Output every line below exactly.

--------------------

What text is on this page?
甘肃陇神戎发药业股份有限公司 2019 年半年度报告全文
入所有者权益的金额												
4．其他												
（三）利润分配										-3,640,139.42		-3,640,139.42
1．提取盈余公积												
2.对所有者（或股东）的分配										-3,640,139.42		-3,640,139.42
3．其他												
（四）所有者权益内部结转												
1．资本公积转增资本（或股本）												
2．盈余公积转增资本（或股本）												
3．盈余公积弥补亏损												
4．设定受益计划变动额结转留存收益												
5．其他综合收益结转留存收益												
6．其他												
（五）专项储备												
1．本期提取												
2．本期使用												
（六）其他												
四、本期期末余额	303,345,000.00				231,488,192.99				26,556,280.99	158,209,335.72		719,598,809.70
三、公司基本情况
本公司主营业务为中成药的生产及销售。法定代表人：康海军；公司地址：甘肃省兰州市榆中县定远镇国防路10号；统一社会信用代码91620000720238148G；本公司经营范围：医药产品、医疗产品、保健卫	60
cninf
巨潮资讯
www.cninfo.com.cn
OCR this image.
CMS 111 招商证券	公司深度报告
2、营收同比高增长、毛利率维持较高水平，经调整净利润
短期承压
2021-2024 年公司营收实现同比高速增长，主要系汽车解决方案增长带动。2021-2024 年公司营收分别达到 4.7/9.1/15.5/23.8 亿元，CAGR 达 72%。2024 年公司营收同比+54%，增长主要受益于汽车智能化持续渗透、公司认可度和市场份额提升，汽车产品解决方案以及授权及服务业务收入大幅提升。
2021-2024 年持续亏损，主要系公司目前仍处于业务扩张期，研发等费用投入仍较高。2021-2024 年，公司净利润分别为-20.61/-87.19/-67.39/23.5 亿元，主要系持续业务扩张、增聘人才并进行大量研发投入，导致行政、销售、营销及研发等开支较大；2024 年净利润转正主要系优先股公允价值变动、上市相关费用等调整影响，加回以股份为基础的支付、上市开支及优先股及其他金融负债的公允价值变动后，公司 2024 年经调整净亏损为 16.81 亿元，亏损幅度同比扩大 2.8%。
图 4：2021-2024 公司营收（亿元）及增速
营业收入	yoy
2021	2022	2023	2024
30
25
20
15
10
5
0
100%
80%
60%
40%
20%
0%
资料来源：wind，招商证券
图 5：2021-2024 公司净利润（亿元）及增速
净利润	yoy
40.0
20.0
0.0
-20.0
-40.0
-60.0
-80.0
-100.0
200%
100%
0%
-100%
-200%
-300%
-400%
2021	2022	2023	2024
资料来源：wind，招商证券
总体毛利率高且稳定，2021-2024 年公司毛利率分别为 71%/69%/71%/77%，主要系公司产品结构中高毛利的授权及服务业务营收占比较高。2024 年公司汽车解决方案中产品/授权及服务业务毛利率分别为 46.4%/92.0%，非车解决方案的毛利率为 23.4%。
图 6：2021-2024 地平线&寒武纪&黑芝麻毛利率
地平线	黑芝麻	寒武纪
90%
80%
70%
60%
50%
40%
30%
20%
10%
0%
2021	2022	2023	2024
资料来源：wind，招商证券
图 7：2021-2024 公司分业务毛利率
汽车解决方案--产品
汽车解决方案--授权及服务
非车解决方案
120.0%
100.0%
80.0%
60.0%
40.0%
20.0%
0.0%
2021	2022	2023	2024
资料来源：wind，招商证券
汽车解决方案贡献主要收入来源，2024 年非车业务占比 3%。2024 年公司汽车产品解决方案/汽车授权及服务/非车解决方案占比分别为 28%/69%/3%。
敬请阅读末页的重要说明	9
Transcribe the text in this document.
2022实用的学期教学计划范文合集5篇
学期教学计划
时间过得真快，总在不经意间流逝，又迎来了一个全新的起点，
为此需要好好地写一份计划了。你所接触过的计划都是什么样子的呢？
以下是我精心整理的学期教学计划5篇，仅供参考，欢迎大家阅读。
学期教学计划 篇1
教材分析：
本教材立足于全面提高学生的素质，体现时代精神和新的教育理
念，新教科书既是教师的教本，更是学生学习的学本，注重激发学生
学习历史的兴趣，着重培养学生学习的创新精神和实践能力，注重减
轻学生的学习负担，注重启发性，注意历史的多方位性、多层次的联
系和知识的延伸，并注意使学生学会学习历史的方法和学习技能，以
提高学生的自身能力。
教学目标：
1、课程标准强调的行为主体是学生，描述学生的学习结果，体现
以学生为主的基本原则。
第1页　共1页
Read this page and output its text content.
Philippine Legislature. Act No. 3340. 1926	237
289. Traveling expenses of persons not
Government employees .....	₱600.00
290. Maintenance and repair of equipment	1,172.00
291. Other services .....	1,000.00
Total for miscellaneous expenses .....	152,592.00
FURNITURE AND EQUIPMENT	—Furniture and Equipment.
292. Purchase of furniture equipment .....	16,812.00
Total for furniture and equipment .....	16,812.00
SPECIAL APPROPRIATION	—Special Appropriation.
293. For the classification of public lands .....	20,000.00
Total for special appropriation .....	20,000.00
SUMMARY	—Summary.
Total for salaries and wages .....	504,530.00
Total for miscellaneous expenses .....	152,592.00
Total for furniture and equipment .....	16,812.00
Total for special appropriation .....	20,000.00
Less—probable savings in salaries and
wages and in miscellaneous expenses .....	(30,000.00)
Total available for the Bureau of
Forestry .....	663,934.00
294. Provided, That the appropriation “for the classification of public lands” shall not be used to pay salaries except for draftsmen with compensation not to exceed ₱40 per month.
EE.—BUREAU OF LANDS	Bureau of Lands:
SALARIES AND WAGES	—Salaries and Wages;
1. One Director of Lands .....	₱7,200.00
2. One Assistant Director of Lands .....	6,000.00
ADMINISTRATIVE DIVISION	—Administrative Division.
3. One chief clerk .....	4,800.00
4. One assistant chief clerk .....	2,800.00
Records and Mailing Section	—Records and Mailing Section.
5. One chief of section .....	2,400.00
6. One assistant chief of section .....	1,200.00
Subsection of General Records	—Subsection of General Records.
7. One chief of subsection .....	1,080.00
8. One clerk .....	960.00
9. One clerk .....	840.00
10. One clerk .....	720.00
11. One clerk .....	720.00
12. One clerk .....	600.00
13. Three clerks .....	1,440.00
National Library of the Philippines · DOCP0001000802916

--------------------

**Reply**:
What text is on this page?
甘肃陇神戎发药业股份有限公司 2019 年半年度报告全文
入所有者权益的金额												
4．其他												
（三）利润分配										-3,640,139.42		-3,640,139.42
1．提取盈余公积												
2.对所有者（或股东）的分配										-3,640,139.42		-3,640,139.42
3．其他												
（四）所有者权益内部结转												
1．资本公积转增资本（或股本）												
2．盈余公积转增资本（或股本）												
3．盈余公积弥补亏损												
4．设定受益计划变动额结转留存收益												
5．其他综合收益结转留存收益												
6．其他												
（五）专项储备												
1．本期提取												
2．本期使用												
（六）其他												
四、本期期末余额	303,345,000.00				231,488,192.99				26,556,280.99	158,209,335.72		719,598,809.70
三、公司基本情况
本公司主营业务为中成药的生产及销售。法定代表人：康海军；公司地址：甘肃省兰州市榆中县定远镇国防路10号；统一社会信用代码91620000720238148G；本公司经营范围：医药产品、医疗产品、保健卫	60
cninf
巨潮资讯
www.cninfo.com.cn
OCR this image.
CMS 111 招商证券	公司深度报告
2、营收同比高增长、毛利率维持较高水平，经调整净利润
短期承压
2021-2024 年公司营收实现同比高速增长，主要系汽车解决方案增长带动。2021-2024 年公司营收分别达到 4.7/9.1/15.5/23.8 亿元，CAGR 达 72%。2024 年公司营收同比+54%，增长主要受益于汽车智能化持续渗透、公司认可度和市场份额提升，汽车产品解决方案以及授权及服务业务收入大幅提升。
2021-2024 年持续亏损，主要系公司目前仍处于业务扩张期，研发等费用投入仍较高。2021-2024 年，公司净利润分别为-20.61/-87.19/-67.39/23.5 亿元，主要系持续业务扩张、增聘人才并进行大量研发投入，导致行政、销售、营销及研发等开支较大；2024 年净利润转正主要系优先股公允价值变动、上市相关费用等调整影响，加回以股份为基础的支付、上市开支及优先股及其他金融负债的公允价值变动后，公司 2024 年经调整净亏损为 16.81 亿元，亏损幅度同比扩大 2.8%。
图 4：2021-2024 公司营收（亿元）及增速
营业收入	yoy
2021	2022	2023	2024
30
25
20
15
10
5
0
100%
80%
60%
40%
20%
0%
资料来源：wind，招商证券
图 5：2021-2024 公司净利润（亿元）及增速
净利润	yoy
40.0
20.0
0.0
-20.0
-40.0
-60.0
-80.0
-100.0
200%
100%
0%
-100%
-200%
-300%
-400%
2021	2022	2023	2024
资料来源：wind，招商证券
总体毛利率高且稳定，2021-2024 年公司毛利率分别为 71%/69%/71%/77%，主要系公司产品结构中高毛利的授权及服务业务营收占比较高。2024 年公司汽车解决方案中产品/授权及服务业务毛利率分别为 46.4%/92.0%，非车解决方案的毛利率为 23.4%。
图 6：2021-2024 地平线&寒武纪&黑芝麻毛利率
地平线	黑芝麻	寒武纪
90%
80%
70%
60%
50%
40%
30%
20%
10%
0%
2021	2022	2023	2024
资料来源：wind，招商证券
图 7：2021-2024 公司分业务毛利率
汽车解决方案--产品
汽车解决方案--授权及服务
非车解决方案
120.0%
100.0%
80.0%
60.0%
40.0%
20.0%
0.0%
2021	2022	2023	2024
资料来源：wind，招商证券
汽车解决方案贡献主要收入来源，2024 年非车业务占比 3%。2024 年公司汽车产品解决方案/汽车授权及服务/非车解决方案占比分别为 28%/69%/3%。
敬请阅读末页的重要说明	9
Transcribe the text in this document.
2022实用的学期教学计划范文合集5篇
学期教学计划
时间过得真快，总在不经意间流逝，又迎来了一个全新的起点，
为此需要好好地写一份计划了。你所接触过的计划都是什么样子的呢？
以下是我精心整理的学期教学计划5篇，仅供参考，欢迎大家阅读。
学期教学计划 篇1
教材分析：
本教材立足于全面提高学生的素质，体现时代精神和新的教育理
念，新教科书既是教师的教本，更是学生学习的学本，注重激发学生
学习历史的兴趣，着重培养学生学习的创新精神和实践能力，注重减
轻学生的学习负担，注重启发性，注意历史的多方位性、多层次的联
系和知识的延伸，并注意使学生学会学习历史的方法和学习技能，以
提高学生的自身能力。
教学目标：
1、课程标准强调的行为主体是学生，描述学生的学习结果，体现
以学生为主的基本原则。
第1页　共1页
Read this page and output its text content.
Philippine Legislature. Act No. 3340. 1926	237
289. Traveling expenses of persons not
Government employees .....	₱600.00
290. Maintenance and repair of equipment	1,172.00
291. Other services .....	1,000.00
Total for miscellaneous expenses .....	152,592.00
FURNITURE AND EQUIPMENT	—Furniture and Equipment.
292. Purchase of furniture equipment .....	16,812.00
Total for furniture and equipment .....	16,812.00
SPECIAL APPROPRIATION	—Special Appropriation.
293. For the classification of public lands .....	20,000.00
Total for special appropriation .....	20,000.00
SUMMARY	—Summary.
Total for salaries and wages .....	504,530.00
Total for miscellaneous expenses .....	152,592.00
Total for furniture and equipment .....	16,812.00
Total for special appropriation .....	20,000.00
Less—probable savings in salaries and
wages and in miscellaneous expenses .....	(30,000.00)
Total available for the Bureau of
Forestry .....	663,934.00
294. Provided, That the appropriation “for the classification of public lands” shall not be used to pay salaries except for draftsmen with compensation not to exceed ₱40 per month.
EE.—BUREAU OF LANDS	Bureau of Lands:
SALARIES AND WAGES	—Salaries and Wages;
1. One Director of Lands .....	₱7,200.00
2. One Assistant Director of Lands .....	6,000.00
ADMINISTRATIVE DIVISION	—Administrative Division.
3. One chief clerk .....	4,800.00
4. One assistant chief clerk .....	2,800.00
Records and Mailing Section	—Records and Mailing Section.
5. One chief of section .....	2,400.00
6. One assistant chief of section .....	1,200.00
Subsection of General Records	—Subsection of General Records.
7. One chief of subsection .....	1,080.00
8. One clerk .....	960.00
9. One clerk .....	840.00
10. One clerk .....	720.00
11. One clerk .....	720.00
12. One clerk .....	600.00
13. Three clerks .....	1,440.00
National Library of the Philippines · DOCP0001000802916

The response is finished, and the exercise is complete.